#### Material for the task ####

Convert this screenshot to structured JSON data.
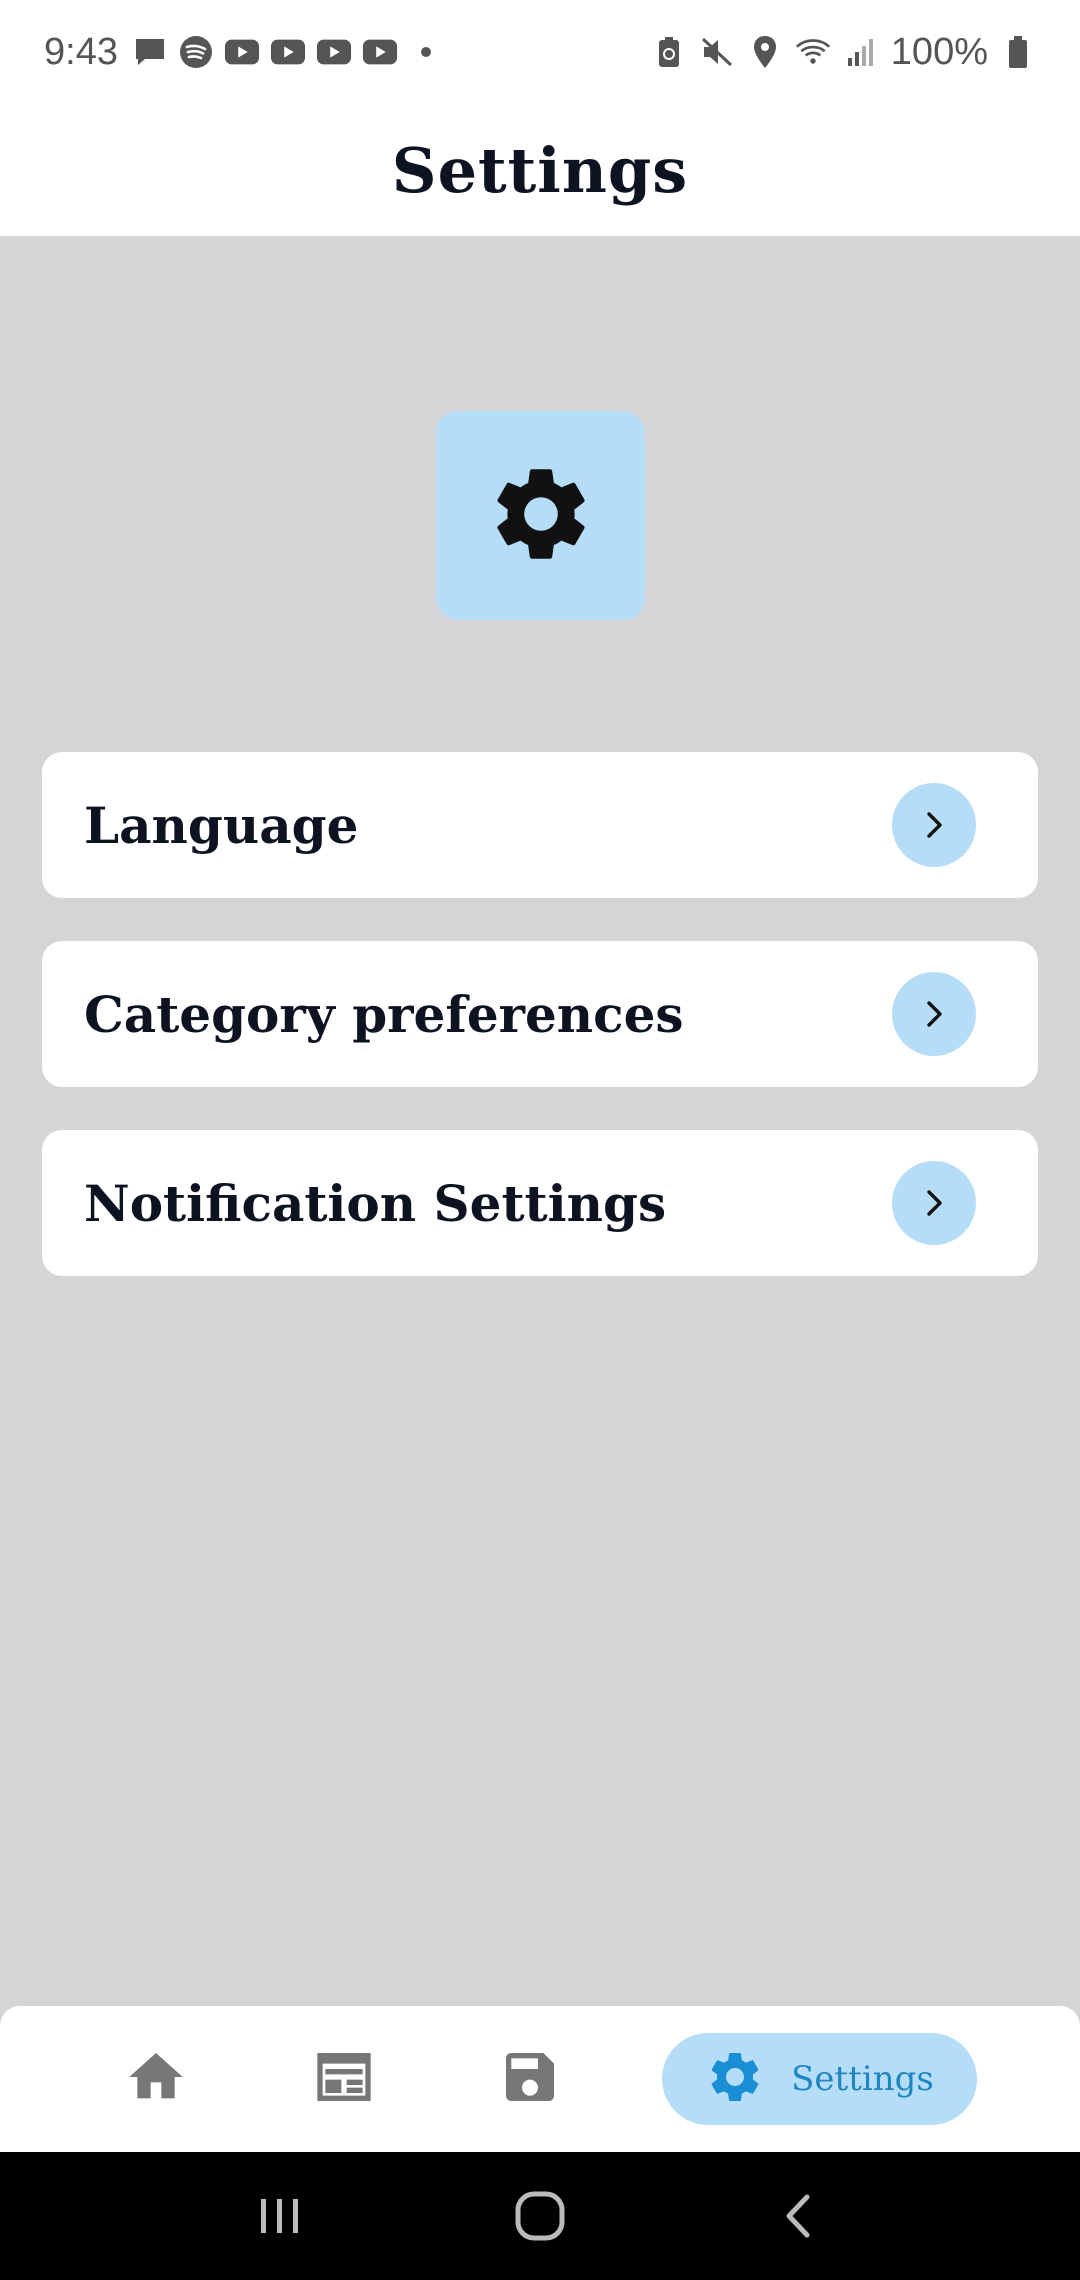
{
  "status_bar": {
    "time": "9:43",
    "battery_percent": "100%",
    "left_icons": [
      "message-icon",
      "spotify-icon",
      "youtube-icon",
      "youtube-icon",
      "youtube-icon",
      "youtube-icon",
      "dot-icon"
    ],
    "right_icons": [
      "battery-saver-icon",
      "mute-icon",
      "location-icon",
      "wifi-icon",
      "signal-icon",
      "battery-icon"
    ]
  },
  "header": {
    "title": "Settings"
  },
  "hero": {
    "icon": "gear-icon"
  },
  "settings_list": {
    "items": [
      {
        "label": "Language",
        "icon": "chevron-right-icon"
      },
      {
        "label": "Category preferences",
        "icon": "chevron-right-icon"
      },
      {
        "label": "Notification Settings",
        "icon": "chevron-right-icon"
      }
    ]
  },
  "bottom_nav": {
    "items": [
      {
        "icon": "home-icon",
        "active": false
      },
      {
        "icon": "newspaper-icon",
        "active": false
      },
      {
        "icon": "save-icon",
        "active": false
      },
      {
        "icon": "gear-icon",
        "label": "Settings",
        "active": true
      }
    ]
  },
  "system_nav": {
    "buttons": [
      "recents-icon",
      "home-circle-icon",
      "back-icon"
    ]
  },
  "colors": {
    "background": "#d5d4d6",
    "accent_light": "#b5ddf8",
    "accent_text": "#1f86c2",
    "title_text": "#0d1321"
  }
}
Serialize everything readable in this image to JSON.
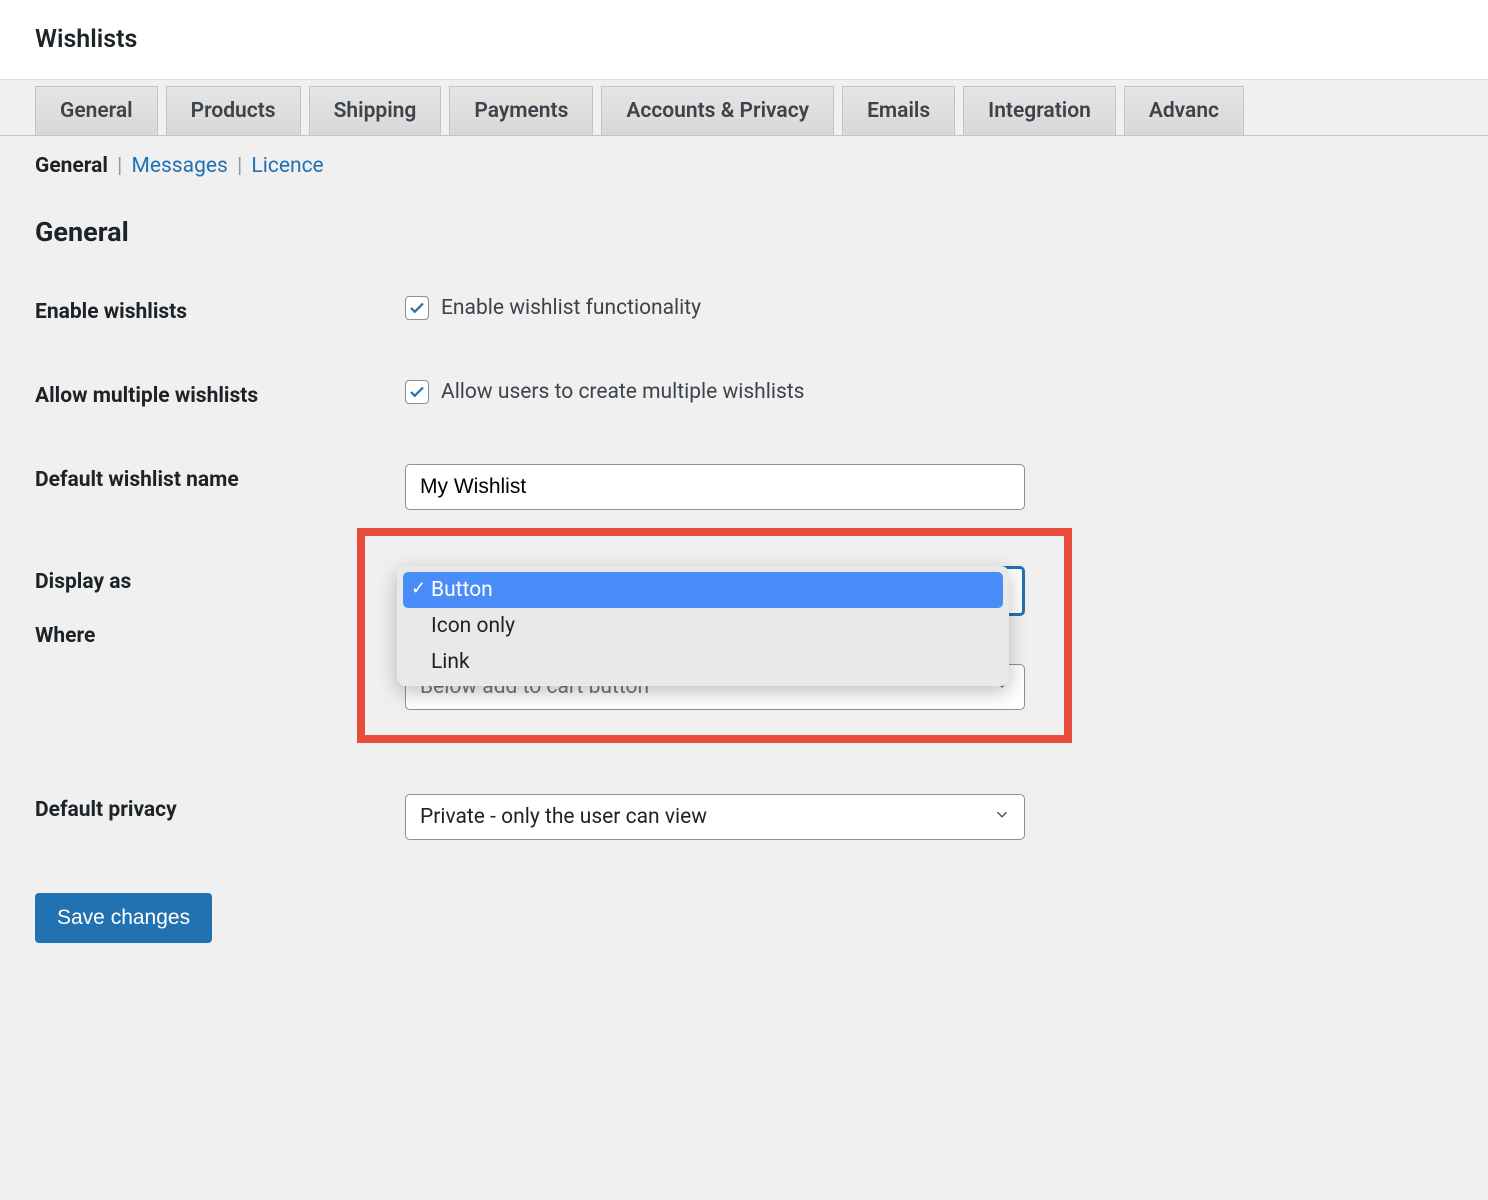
{
  "header": {
    "title": "Wishlists"
  },
  "tabs": [
    "General",
    "Products",
    "Shipping",
    "Payments",
    "Accounts & Privacy",
    "Emails",
    "Integration",
    "Advanc"
  ],
  "subtabs": {
    "active": "General",
    "links": [
      "Messages",
      "Licence"
    ]
  },
  "section_title": "General",
  "fields": {
    "enable": {
      "label": "Enable wishlists",
      "text": "Enable wishlist functionality",
      "checked": true
    },
    "multiple": {
      "label": "Allow multiple wishlists",
      "text": "Allow users to create multiple wishlists",
      "checked": true
    },
    "default_name": {
      "label": "Default wishlist name",
      "value": "My Wishlist"
    },
    "display_as": {
      "label": "Display as",
      "selected": "Button",
      "options": [
        "Button",
        "Icon only",
        "Link"
      ]
    },
    "where": {
      "label": "Where",
      "value": "Below add to cart button"
    },
    "privacy": {
      "label": "Default privacy",
      "value": "Private - only the user can view"
    }
  },
  "save_button": "Save changes"
}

####

_Short task_
Set down the material exactly, every line of it, except for the pictures.

_Problem solution_
Convert this screenshot to structured JSON data.
{
  "status_bar": {
    "time": "9:43",
    "battery_percent": "100%",
    "left_icons": [
      "message-icon",
      "spotify-icon",
      "youtube-icon",
      "youtube-icon",
      "youtube-icon",
      "youtube-icon",
      "dot-icon"
    ],
    "right_icons": [
      "battery-saver-icon",
      "mute-icon",
      "location-icon",
      "wifi-icon",
      "signal-icon",
      "battery-icon"
    ]
  },
  "header": {
    "title": "Settings"
  },
  "hero": {
    "icon": "gear-icon"
  },
  "settings_list": {
    "items": [
      {
        "label": "Language",
        "icon": "chevron-right-icon"
      },
      {
        "label": "Category preferences",
        "icon": "chevron-right-icon"
      },
      {
        "label": "Notification Settings",
        "icon": "chevron-right-icon"
      }
    ]
  },
  "bottom_nav": {
    "items": [
      {
        "icon": "home-icon",
        "active": false
      },
      {
        "icon": "newspaper-icon",
        "active": false
      },
      {
        "icon": "save-icon",
        "active": false
      },
      {
        "icon": "gear-icon",
        "label": "Settings",
        "active": true
      }
    ]
  },
  "system_nav": {
    "buttons": [
      "recents-icon",
      "home-circle-icon",
      "back-icon"
    ]
  },
  "colors": {
    "background": "#d5d4d6",
    "accent_light": "#b5ddf8",
    "accent_text": "#1f86c2",
    "title_text": "#0d1321"
  }
}
Serialize everything readable in this image to JSON.
{
  "header": {
    "title": "Wishlists"
  },
  "tabs": [
    "General",
    "Products",
    "Shipping",
    "Payments",
    "Accounts & Privacy",
    "Emails",
    "Integration",
    "Advanc"
  ],
  "subtabs": {
    "active": "General",
    "links": [
      "Messages",
      "Licence"
    ]
  },
  "section_title": "General",
  "fields": {
    "enable": {
      "label": "Enable wishlists",
      "text": "Enable wishlist functionality",
      "checked": true
    },
    "multiple": {
      "label": "Allow multiple wishlists",
      "text": "Allow users to create multiple wishlists",
      "checked": true
    },
    "default_name": {
      "label": "Default wishlist name",
      "value": "My Wishlist"
    },
    "display_as": {
      "label": "Display as",
      "selected": "Button",
      "options": [
        "Button",
        "Icon only",
        "Link"
      ]
    },
    "where": {
      "label": "Where",
      "value": "Below add to cart button"
    },
    "privacy": {
      "label": "Default privacy",
      "value": "Private - only the user can view"
    }
  },
  "save_button": "Save changes"
}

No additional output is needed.